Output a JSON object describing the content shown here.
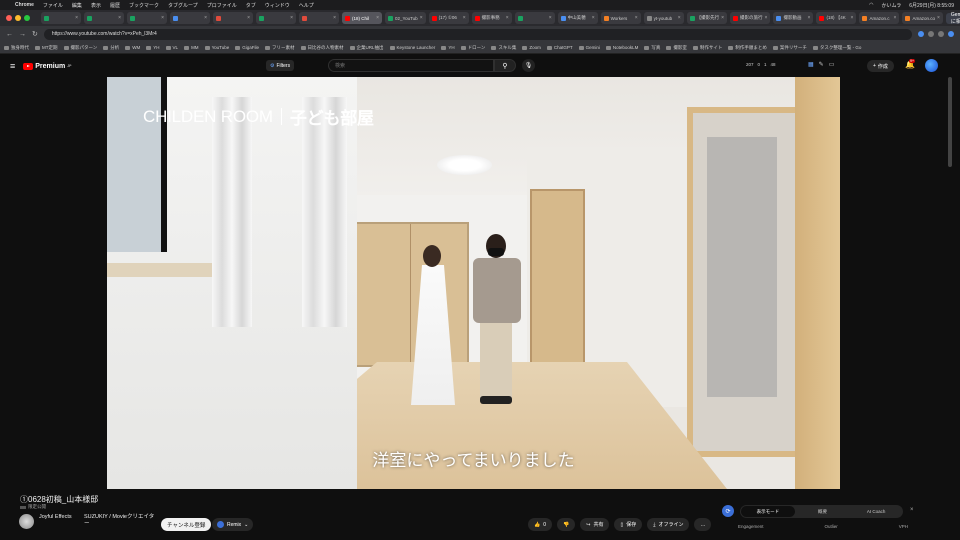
{
  "menubar": {
    "apple": "",
    "items": [
      "Chrome",
      "ファイル",
      "編集",
      "表示",
      "履歴",
      "ブックマーク",
      "タブグループ",
      "プロファイル",
      "タブ",
      "ウィンドウ",
      "ヘルプ"
    ],
    "datetime": "6月29日(月) 8:55:09",
    "user": "かいムラ"
  },
  "tabs": [
    {
      "label": "",
      "color": "#1aa260"
    },
    {
      "label": "",
      "color": "#1aa260"
    },
    {
      "label": "",
      "color": "#1aa260"
    },
    {
      "label": "",
      "color": "#4a8ef0"
    },
    {
      "label": "",
      "color": "#e04b3c"
    },
    {
      "label": "",
      "color": "#1aa260"
    },
    {
      "label": "",
      "color": "#e04b3c"
    },
    {
      "label": "(18) Chil",
      "color": "#ff0000",
      "active": true
    },
    {
      "label": "02_YouTub",
      "color": "#1aa260"
    },
    {
      "label": "(17) ①06",
      "color": "#ff0000"
    },
    {
      "label": "撮影事務",
      "color": "#ff0000"
    },
    {
      "label": "",
      "color": "#1aa260"
    },
    {
      "label": "中山美穂",
      "color": "#4a8ef0"
    },
    {
      "label": "Workers",
      "color": "#f48024"
    },
    {
      "label": "yt-youtub",
      "color": "#888888"
    },
    {
      "label": "【撮影先行",
      "color": "#1aa260"
    },
    {
      "label": "撮影の旅行",
      "color": "#ff0000"
    },
    {
      "label": "撮影動画",
      "color": "#4a8ef0"
    },
    {
      "label": "(18) 【4K",
      "color": "#ff0000"
    },
    {
      "label": "Amazon.c",
      "color": "#f48024"
    },
    {
      "label": "Amazon.co",
      "color": "#f48024"
    }
  ],
  "gemini_button": "Gemini に相談",
  "url": "https://www.youtube.com/watch?v=xPeh_l3Mr4",
  "bookmarks": [
    "独身時代",
    "MT定期",
    "撮影パターン",
    "分析",
    "WM",
    "YH",
    "VL",
    "MM",
    "YouTube",
    "GigaFile",
    "フリー素材",
    "日比谷の人物素材",
    "企業URL抽出",
    "Keystone Launcher",
    "YH",
    "ドローン",
    "スキル集",
    "Zoom",
    "ChatGPT",
    "Gemini",
    "NotebookLM",
    "写真",
    "撮影室",
    "制作サイト",
    "制作手順まとめ",
    "案件リサーチ",
    "タスク整理一覧 - Go"
  ],
  "yt": {
    "logo": "Premium",
    "logo_suffix": "JP",
    "filters": "Filters",
    "search_placeholder": "検索",
    "stats": [
      "207",
      "0",
      "1",
      "48"
    ],
    "create": "作成",
    "notifications": "9+"
  },
  "video": {
    "overlay_title_en": "CHILDEN ROOM",
    "overlay_title_ja": "子ども部屋",
    "subtitle": "洋室にやってまいりました",
    "title": "①0628初稿_山本様邸",
    "visibility": "限定公開"
  },
  "channel": {
    "name": "Joyful Effects",
    "desc": "SUZUKIY / Movieクリエイター",
    "subscribe": "チャンネル登録",
    "remix": "Remix"
  },
  "actions": [
    {
      "name": "like",
      "icon": "thumbs-up-icon",
      "label": "0"
    },
    {
      "name": "dislike",
      "icon": "thumbs-down-icon",
      "label": ""
    },
    {
      "name": "share",
      "icon": "share-icon",
      "label": "共有"
    },
    {
      "name": "save",
      "icon": "bookmark-icon",
      "label": "保存"
    },
    {
      "name": "offline",
      "icon": "download-icon",
      "label": "オフライン"
    },
    {
      "name": "more",
      "icon": "more-icon",
      "label": "…"
    }
  ],
  "panel": {
    "segments": [
      "表示モード",
      "概要",
      "AI Coach"
    ],
    "labels": [
      "Engagement",
      "Outlier",
      "VPH"
    ]
  }
}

_ _ _ _

** What this task involves **
Without the pictures, extract every entry verbatim.

** Exercise response **
Output a JSON object describing the content shown here.
{
  "menubar": {
    "apple": "",
    "items": [
      "Chrome",
      "ファイル",
      "編集",
      "表示",
      "履歴",
      "ブックマーク",
      "タブグループ",
      "プロファイル",
      "タブ",
      "ウィンドウ",
      "ヘルプ"
    ],
    "datetime": "6月29日(月) 8:55:09",
    "user": "かいムラ"
  },
  "tabs": [
    {
      "label": "",
      "color": "#1aa260"
    },
    {
      "label": "",
      "color": "#1aa260"
    },
    {
      "label": "",
      "color": "#1aa260"
    },
    {
      "label": "",
      "color": "#4a8ef0"
    },
    {
      "label": "",
      "color": "#e04b3c"
    },
    {
      "label": "",
      "color": "#1aa260"
    },
    {
      "label": "",
      "color": "#e04b3c"
    },
    {
      "label": "(18) Chil",
      "color": "#ff0000",
      "active": true
    },
    {
      "label": "02_YouTub",
      "color": "#1aa260"
    },
    {
      "label": "(17) ①06",
      "color": "#ff0000"
    },
    {
      "label": "撮影事務",
      "color": "#ff0000"
    },
    {
      "label": "",
      "color": "#1aa260"
    },
    {
      "label": "中山美穂",
      "color": "#4a8ef0"
    },
    {
      "label": "Workers",
      "color": "#f48024"
    },
    {
      "label": "yt-youtub",
      "color": "#888888"
    },
    {
      "label": "【撮影先行",
      "color": "#1aa260"
    },
    {
      "label": "撮影の旅行",
      "color": "#ff0000"
    },
    {
      "label": "撮影動画",
      "color": "#4a8ef0"
    },
    {
      "label": "(18) 【4K",
      "color": "#ff0000"
    },
    {
      "label": "Amazon.c",
      "color": "#f48024"
    },
    {
      "label": "Amazon.co",
      "color": "#f48024"
    }
  ],
  "gemini_button": "Gemini に相談",
  "url": "https://www.youtube.com/watch?v=xPeh_l3Mr4",
  "bookmarks": [
    "独身時代",
    "MT定期",
    "撮影パターン",
    "分析",
    "WM",
    "YH",
    "VL",
    "MM",
    "YouTube",
    "GigaFile",
    "フリー素材",
    "日比谷の人物素材",
    "企業URL抽出",
    "Keystone Launcher",
    "YH",
    "ドローン",
    "スキル集",
    "Zoom",
    "ChatGPT",
    "Gemini",
    "NotebookLM",
    "写真",
    "撮影室",
    "制作サイト",
    "制作手順まとめ",
    "案件リサーチ",
    "タスク整理一覧 - Go"
  ],
  "yt": {
    "logo": "Premium",
    "logo_suffix": "JP",
    "filters": "Filters",
    "search_placeholder": "検索",
    "stats": [
      "207",
      "0",
      "1",
      "48"
    ],
    "create": "作成",
    "notifications": "9+"
  },
  "video": {
    "overlay_title_en": "CHILDEN ROOM",
    "overlay_title_ja": "子ども部屋",
    "subtitle": "洋室にやってまいりました",
    "title": "①0628初稿_山本様邸",
    "visibility": "限定公開"
  },
  "channel": {
    "name": "Joyful Effects",
    "desc": "SUZUKIY / Movieクリエイター",
    "subscribe": "チャンネル登録",
    "remix": "Remix"
  },
  "actions": [
    {
      "name": "like",
      "icon": "thumbs-up-icon",
      "label": "0"
    },
    {
      "name": "dislike",
      "icon": "thumbs-down-icon",
      "label": ""
    },
    {
      "name": "share",
      "icon": "share-icon",
      "label": "共有"
    },
    {
      "name": "save",
      "icon": "bookmark-icon",
      "label": "保存"
    },
    {
      "name": "offline",
      "icon": "download-icon",
      "label": "オフライン"
    },
    {
      "name": "more",
      "icon": "more-icon",
      "label": "…"
    }
  ],
  "panel": {
    "segments": [
      "表示モード",
      "概要",
      "AI Coach"
    ],
    "labels": [
      "Engagement",
      "Outlier",
      "VPH"
    ]
  }
}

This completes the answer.